## WHAT IS NEEDED
Edit the records starting with the line that contains "donut-slice: [305, 213, 465, 380]" and going on through the line that contains "legend-swatch: [126, 789, 137, 801]": replace "legend-swatch" with "legend-marker", leave everything else unchanged, and give back only those lines.

Region boundary data:
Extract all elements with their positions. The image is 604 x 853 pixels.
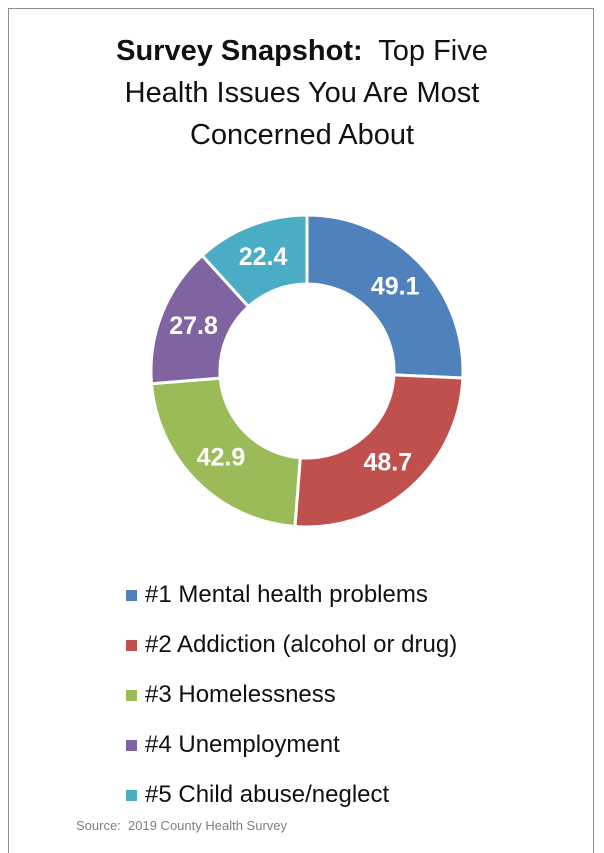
donut-slice: [305, 213, 465, 380]
title-line2-text: Health Issues You Are Most: [124, 77, 480, 109]
legend-item: #5 Child abuse/neglect: [126, 770, 457, 820]
legend-item: #3 Homelessness: [126, 670, 457, 720]
legend-swatch: [126, 739, 137, 751]
data-label: 42.9: [197, 443, 246, 471]
legend-swatch: [126, 789, 137, 801]
title-line3-text: Concerned About: [189, 119, 415, 151]
source-note: Source: 2019 County Health Survey: [76, 818, 288, 833]
legend-label: #1 Mental health problems: [145, 581, 428, 608]
legend-swatch: [126, 589, 137, 601]
title-bold-text: Survey Snapshot:: [116, 35, 363, 67]
legend-item: #4 Unemployment: [126, 720, 457, 770]
chart-legend: #1 Mental health problems #2 Addiction (…: [126, 570, 457, 820]
data-label: 27.8: [169, 312, 218, 340]
donut-slices: [149, 213, 465, 529]
data-label: 22.4: [239, 243, 288, 271]
donut-slice: [149, 376, 302, 529]
legend-swatch: [126, 689, 137, 701]
legend-item: #2 Addiction (alcohol or drug): [126, 620, 457, 670]
data-label: 49.1: [371, 273, 420, 301]
donut-slice: [200, 213, 309, 309]
donut-chart: 49.1 48.7 42.9 27.8 22.4: [149, 213, 465, 529]
legend-item: #1 Mental health problems: [126, 570, 457, 620]
legend-swatch: [126, 639, 137, 651]
title-line1-text: Top Five: [378, 35, 488, 67]
donut-data-labels: 49.1 48.7 42.9 27.8 22.4: [169, 243, 419, 476]
legend-label: #4 Unemployment: [145, 731, 340, 758]
donut-slice: [293, 373, 465, 529]
chart-title: Survey Snapshot: Top Five Health Issues …: [0, 30, 604, 156]
legend-label: #5 Child abuse/neglect: [145, 781, 390, 808]
data-label: 48.7: [363, 448, 412, 476]
legend-label: #2 Addiction (alcohol or drug): [145, 631, 458, 658]
legend-label: #3 Homelessness: [145, 681, 336, 708]
chart-frame: [8, 8, 594, 853]
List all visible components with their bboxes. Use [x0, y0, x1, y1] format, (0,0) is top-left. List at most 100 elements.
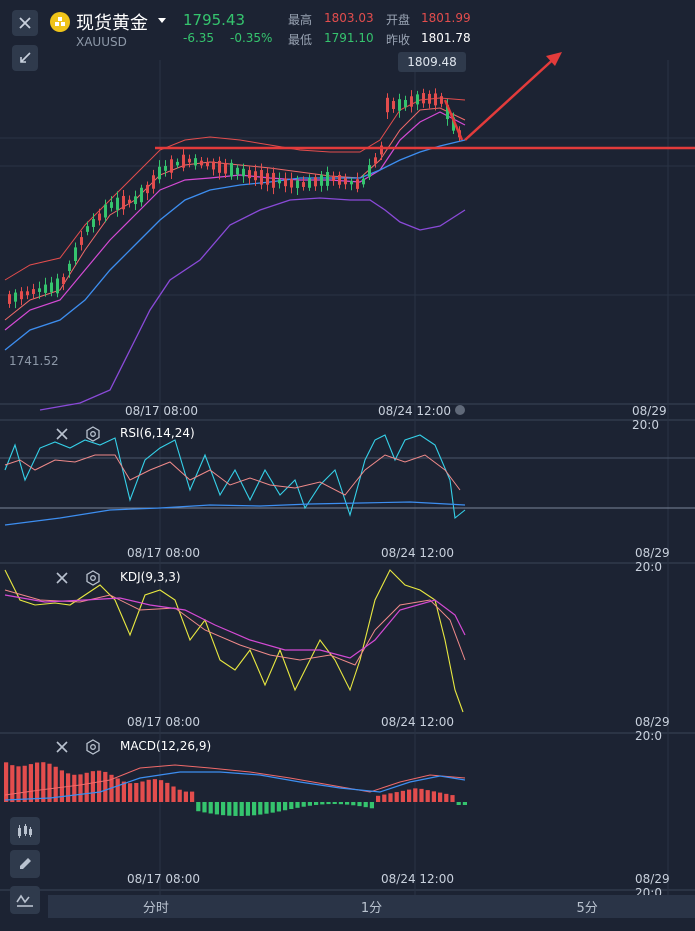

## FULL SOLUTION
donut-slice: [305, 213, 465, 380]
title-line2-text: Health Issues You Are Most: [124, 77, 480, 109]
legend-item: #5 Child abuse/neglect: [126, 770, 457, 820]
legend-item: #3 Homelessness: [126, 670, 457, 720]
legend-marker: [126, 739, 137, 751]
data-label: 42.9: [197, 443, 246, 471]
legend-marker: [126, 789, 137, 801]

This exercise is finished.